### Records for this exercise:

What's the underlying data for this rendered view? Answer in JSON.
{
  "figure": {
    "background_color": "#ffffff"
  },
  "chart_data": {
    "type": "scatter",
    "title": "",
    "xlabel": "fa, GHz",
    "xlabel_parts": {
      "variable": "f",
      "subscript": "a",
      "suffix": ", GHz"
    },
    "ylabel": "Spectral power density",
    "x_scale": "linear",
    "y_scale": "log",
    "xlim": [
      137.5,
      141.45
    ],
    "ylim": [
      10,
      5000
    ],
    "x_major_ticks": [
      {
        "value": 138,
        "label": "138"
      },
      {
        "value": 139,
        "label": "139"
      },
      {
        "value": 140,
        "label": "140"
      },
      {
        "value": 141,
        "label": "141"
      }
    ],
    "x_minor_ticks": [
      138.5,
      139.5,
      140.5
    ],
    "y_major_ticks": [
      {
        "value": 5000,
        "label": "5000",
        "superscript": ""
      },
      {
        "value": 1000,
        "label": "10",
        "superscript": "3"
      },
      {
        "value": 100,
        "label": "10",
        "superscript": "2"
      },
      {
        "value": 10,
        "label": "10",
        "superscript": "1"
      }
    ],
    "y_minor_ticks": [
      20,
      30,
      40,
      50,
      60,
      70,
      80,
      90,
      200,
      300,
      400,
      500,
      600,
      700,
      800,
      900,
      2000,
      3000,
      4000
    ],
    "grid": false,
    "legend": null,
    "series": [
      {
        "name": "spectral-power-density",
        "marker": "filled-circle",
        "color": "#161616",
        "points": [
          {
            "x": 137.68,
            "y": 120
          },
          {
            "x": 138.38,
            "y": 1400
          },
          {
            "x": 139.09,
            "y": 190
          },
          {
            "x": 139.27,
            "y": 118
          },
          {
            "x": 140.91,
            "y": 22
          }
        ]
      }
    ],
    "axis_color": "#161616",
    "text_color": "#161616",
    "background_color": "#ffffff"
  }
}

### Problem requirements:
Look through the data above. Each line containing the word "density" needs to be copied.

### Right answer:
    "ylabel": "Spectral power density",
        "name": "spectral-power-density",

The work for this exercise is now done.